**** THE RECORDS

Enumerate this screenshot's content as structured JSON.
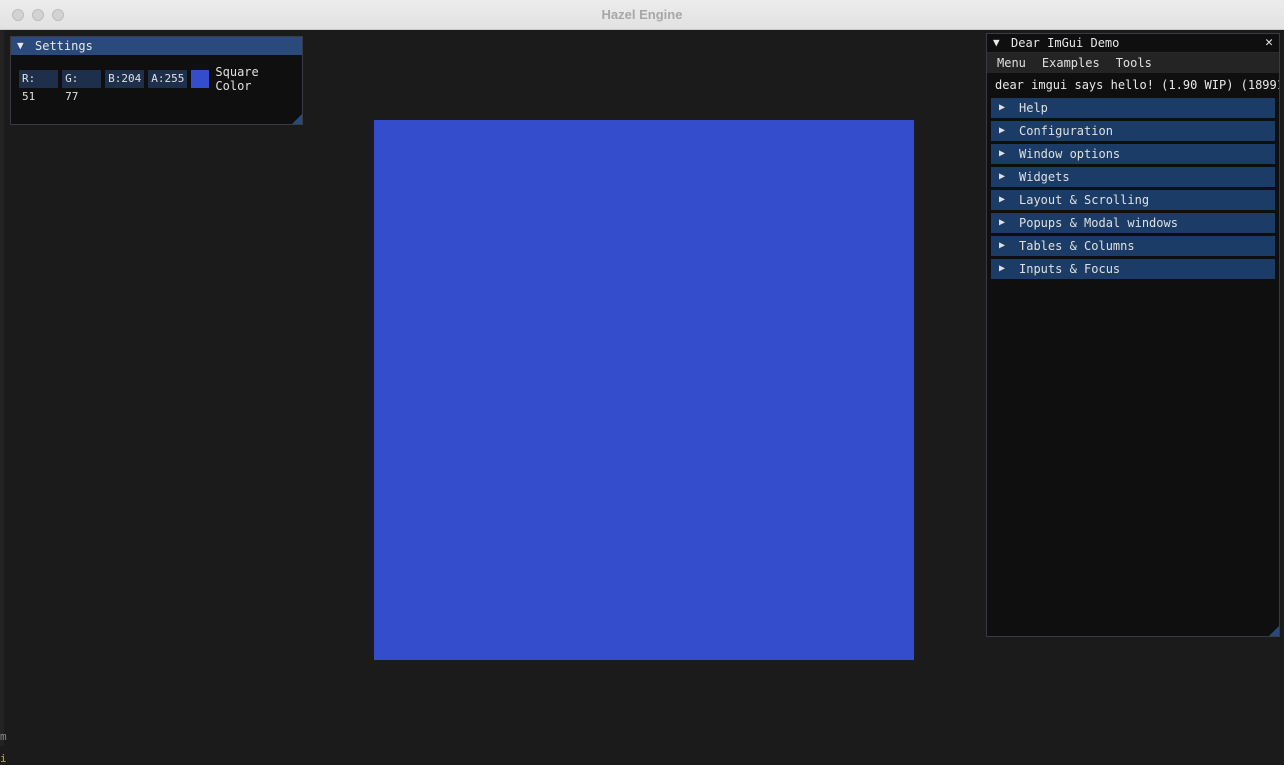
{
  "window": {
    "title": "Hazel Engine"
  },
  "edge_marks": [
    "m",
    "i"
  ],
  "settings": {
    "title": "Settings",
    "channels": {
      "r": "R: 51",
      "g": "G: 77",
      "b": "B:204",
      "a": "A:255"
    },
    "color_label": "Square Color",
    "color_hex": "#334dcc"
  },
  "demo": {
    "title": "Dear ImGui Demo",
    "menu": [
      "Menu",
      "Examples",
      "Tools"
    ],
    "hello": "dear imgui says hello! (1.90 WIP) (18991",
    "headers": [
      "Help",
      "Configuration",
      "Window options",
      "Widgets",
      "Layout & Scrolling",
      "Popups & Modal windows",
      "Tables & Columns",
      "Inputs & Focus"
    ]
  },
  "icons": {
    "collapse": "triangle-down-icon",
    "expand": "triangle-right-icon",
    "close": "close-icon"
  },
  "colors": {
    "background": "#1b1b1b",
    "square": "#334dcc",
    "header": "#294a7a",
    "collapsing_header": "#1b3c66"
  }
}
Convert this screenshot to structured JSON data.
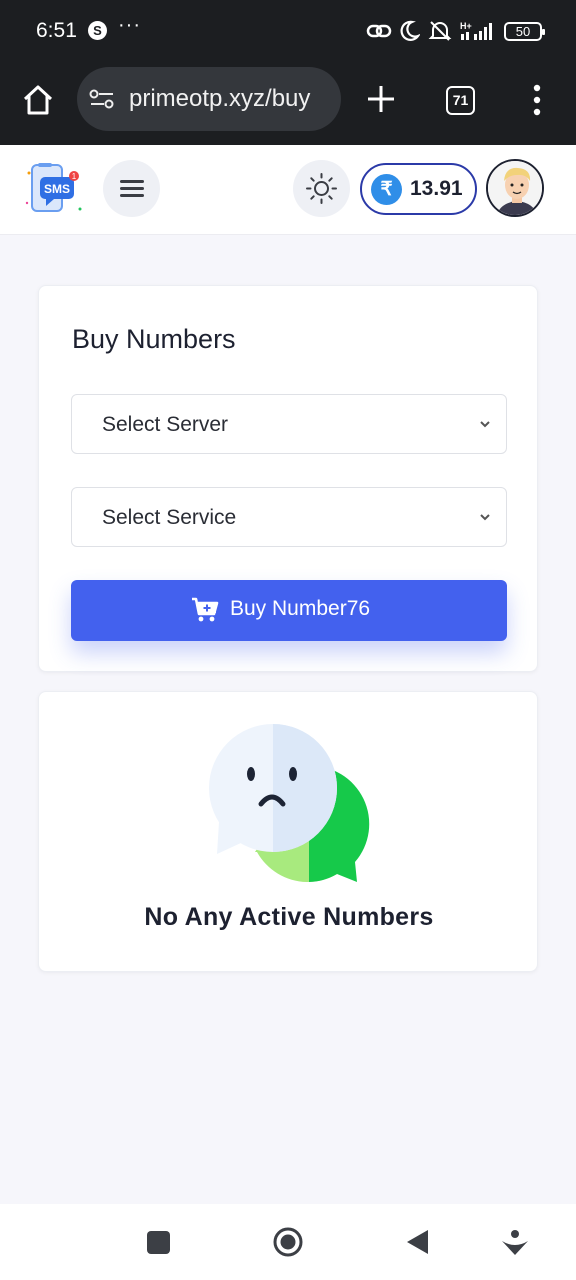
{
  "status_bar": {
    "time": "6:51",
    "app_icon": "S",
    "overflow": "···",
    "battery": "50"
  },
  "browser": {
    "url": "primeotp.xyz/buy",
    "tab_count": "71"
  },
  "header": {
    "logo_text": "SMS",
    "logo_badge": "1",
    "currency_symbol": "₹",
    "balance": "13.91"
  },
  "buy_card": {
    "title": "Buy Numbers",
    "server_placeholder": "Select Server",
    "service_placeholder": "Select Service",
    "buy_button": "Buy Number76"
  },
  "empty_state": {
    "message": "No Any Active Numbers"
  },
  "colors": {
    "primary": "#4361ee",
    "balance_border": "#2b3aa8",
    "rupee": "#2f8ee8",
    "bubble_green": "#22c55e"
  }
}
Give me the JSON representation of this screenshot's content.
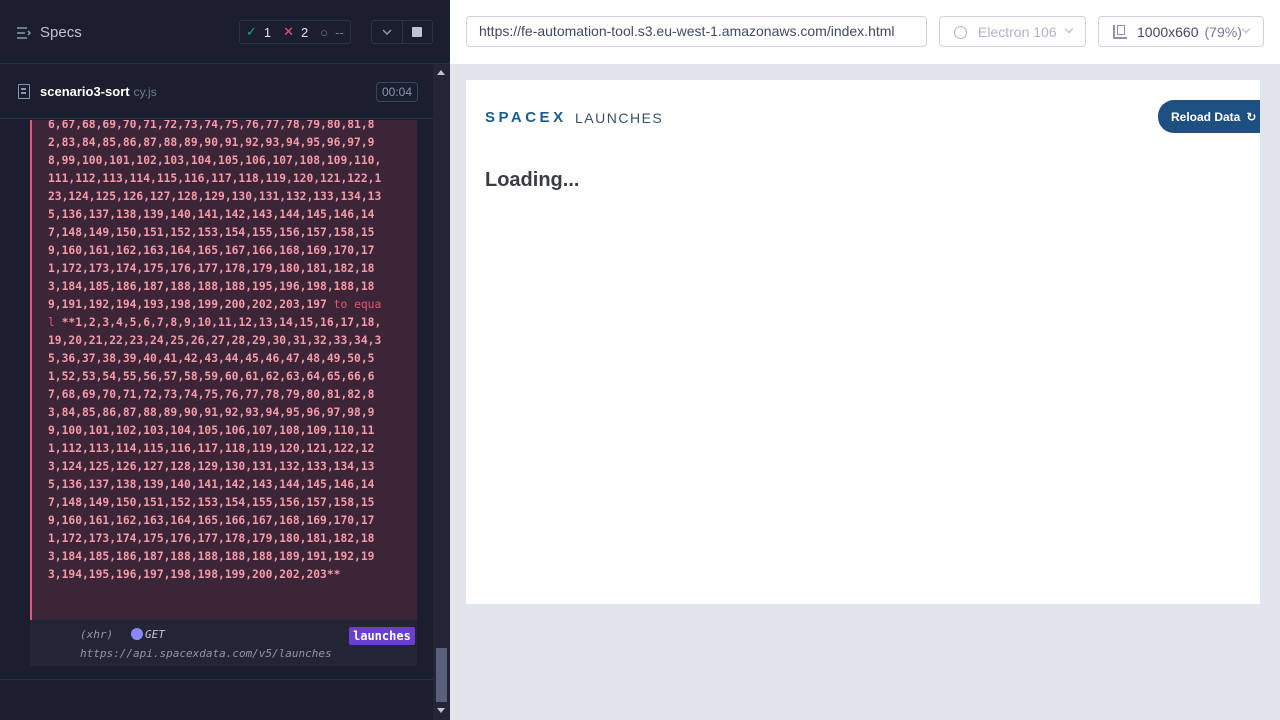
{
  "reporter": {
    "specs_label": "Specs",
    "stats": {
      "passed": "1",
      "failed": "2",
      "pending": "--"
    },
    "spec": {
      "name": "scenario3-sort",
      "ext": "cy.js",
      "duration": "00:04"
    },
    "error": {
      "actual_text": "6,67,68,69,70,71,72,73,74,75,76,77,78,79,80,81,82,83,84,85,86,87,88,89,90,91,92,93,94,95,96,97,98,99,100,101,102,103,104,105,106,107,108,109,110,111,112,113,114,115,116,117,118,119,120,121,122,123,124,125,126,127,128,129,130,131,132,133,134,135,136,137,138,139,140,141,142,143,144,145,146,147,148,149,150,151,152,153,154,155,156,157,158,159,160,161,162,163,164,165,167,166,168,169,170,171,172,173,174,175,176,177,178,179,180,181,182,183,184,185,186,187,188,188,188,195,196,198,188,189,191,192,194,193,198,199,200,202,203,197",
      "to_equal": " to equal ",
      "expected_text": "**1,2,3,4,5,6,7,8,9,10,11,12,13,14,15,16,17,18,19,20,21,22,23,24,25,26,27,28,29,30,31,32,33,34,35,36,37,38,39,40,41,42,43,44,45,46,47,48,49,50,51,52,53,54,55,56,57,58,59,60,61,62,63,64,65,66,67,68,69,70,71,72,73,74,75,76,77,78,79,80,81,82,83,84,85,86,87,88,89,90,91,92,93,94,95,96,97,98,99,100,101,102,103,104,105,106,107,108,109,110,111,112,113,114,115,116,117,118,119,120,121,122,123,124,125,126,127,128,129,130,131,132,133,134,135,136,137,138,139,140,141,142,143,144,145,146,147,148,149,150,151,152,153,154,155,156,157,158,159,160,161,162,163,164,165,166,167,168,169,170,171,172,173,174,175,176,177,178,179,180,181,182,183,184,185,186,187,188,188,188,188,189,191,192,193,194,195,196,197,198,198,199,200,202,203**"
    },
    "command": {
      "type": "(xhr)",
      "method": "GET",
      "alias": "launches",
      "url": "https://api.spacexdata.com/v5/launches"
    }
  },
  "aut": {
    "url": "https://fe-automation-tool.s3.eu-west-1.amazonaws.com/index.html",
    "browser": "Electron 106",
    "viewport": {
      "size": "1000x660",
      "scale": "(79%)"
    },
    "app": {
      "logo": "SPACEX",
      "logo_suffix": "LAUNCHES",
      "reload_label": "Reload Data",
      "loading": "Loading..."
    }
  },
  "colors": {
    "passed": "#1fa971",
    "failed": "#e45770",
    "accent": "#1d4f80",
    "alias_badge": "#6a3fcf"
  }
}
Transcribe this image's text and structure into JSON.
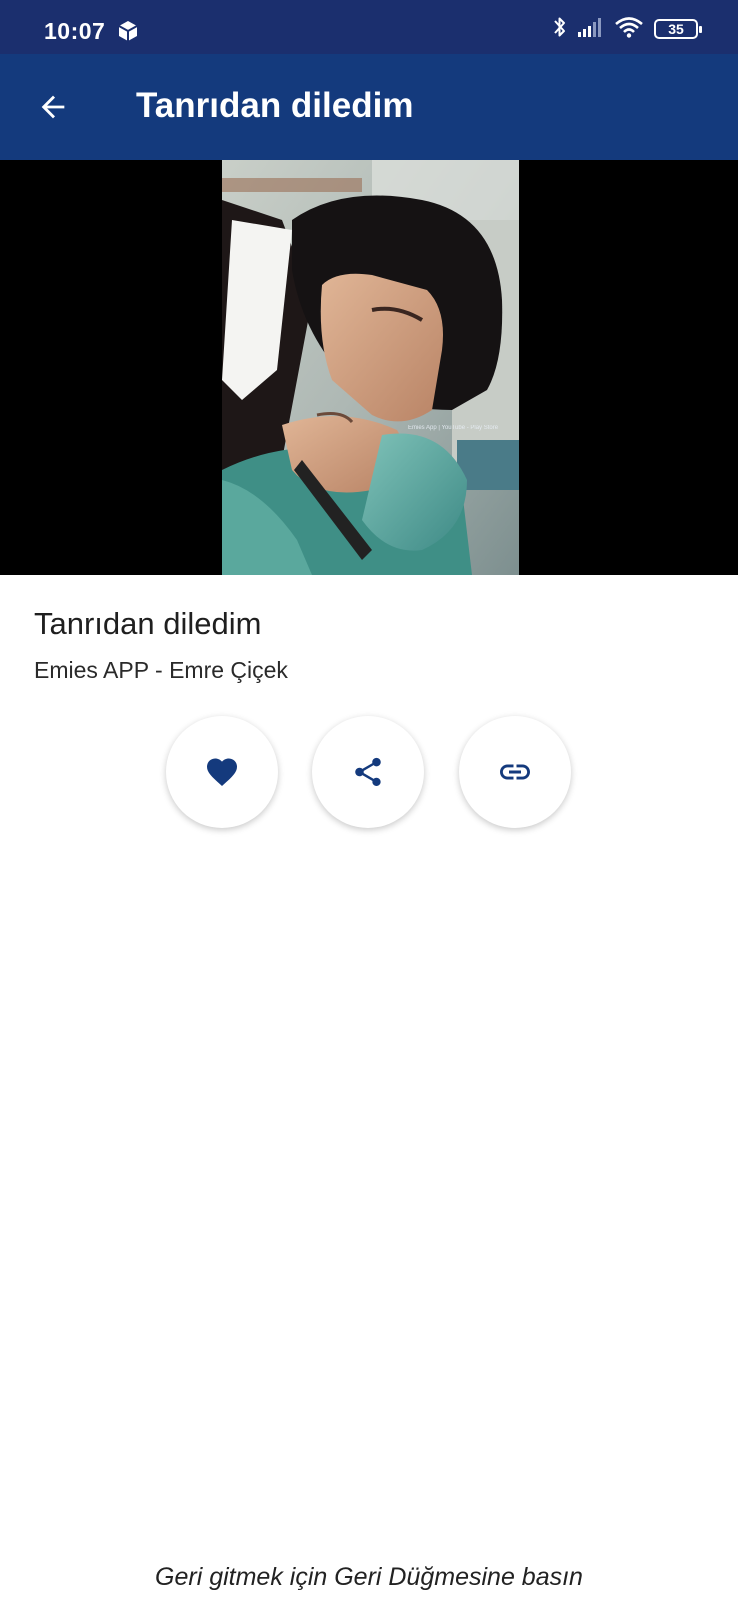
{
  "status_bar": {
    "time": "10:07",
    "battery": "35",
    "icons": [
      "cube-notification-icon",
      "bluetooth-icon",
      "signal-icon",
      "wifi-icon",
      "battery-icon"
    ]
  },
  "app_bar": {
    "title": "Tanrıdan diledim",
    "back_icon": "arrow-back-icon"
  },
  "media": {
    "watermark": "Emies App | YouTube - Play Store"
  },
  "song": {
    "title": "Tanrıdan diledim",
    "artist": "Emies APP - Emre Çiçek"
  },
  "actions": [
    {
      "name": "favorite",
      "icon": "heart-icon"
    },
    {
      "name": "share",
      "icon": "share-icon"
    },
    {
      "name": "copy-link",
      "icon": "link-icon"
    }
  ],
  "footer": {
    "hint": "Geri gitmek için Geri Düğmesine basın"
  },
  "colors": {
    "status_bar": "#1b2f6e",
    "app_bar": "#143a7d",
    "accent_icon": "#143a7d",
    "background": "#ffffff"
  }
}
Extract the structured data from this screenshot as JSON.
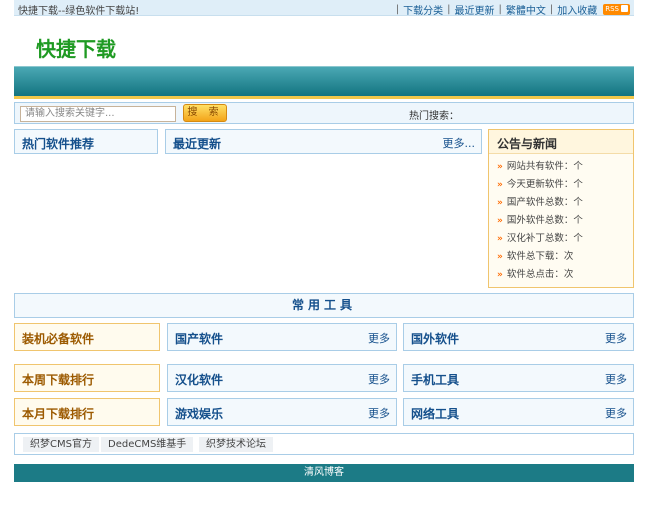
{
  "topbar": {
    "welcome": "快捷下载--绿色软件下载站!",
    "links": [
      "下载分类",
      "最近更新",
      "繁體中文",
      "加入收藏"
    ],
    "rss_label": "RSS"
  },
  "logo": "快捷下载",
  "search": {
    "placeholder": "请输入搜索关键字...",
    "button": "搜 索",
    "hot_label": "热门搜索："
  },
  "sections": {
    "hot_software": "热门软件推荐",
    "latest": "最近更新",
    "latest_more": "更多...",
    "notice_title": "公告与新闻"
  },
  "stats": [
    "网站共有软件：个",
    "今天更新软件：个",
    "国产软件总数：个",
    "国外软件总数：个",
    "汉化补丁总数：个",
    "软件总下载：次",
    "软件总点击：次"
  ],
  "tools_title": "常用工具",
  "categories": {
    "must_have": "装机必备软件",
    "weekly_rank": "本周下载排行",
    "monthly_rank": "本月下载排行",
    "domestic": "国产软件",
    "foreign": "国外软件",
    "chinese": "汉化软件",
    "mobile": "手机工具",
    "games": "游戏娱乐",
    "network": "网络工具",
    "more": "更多"
  },
  "friend_links": [
    "织梦CMS官方",
    "DedeCMS维基手",
    "织梦技术论坛"
  ],
  "footer": "清风博客",
  "colors": {
    "accent": "#1c7b86",
    "logo": "#1f9a23",
    "title_blue": "#15508c",
    "highlight": "#f2c74a"
  }
}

********

* **OBJECTIVE**
Extract every line from the records above that contains the word "structured".

* **COMPLETED EXERCISE**
Enumerate this screenshot's content as structured JSON.
Convert this screenshot to structured JSON data.
Extract the structured data from this screenshot as JSON.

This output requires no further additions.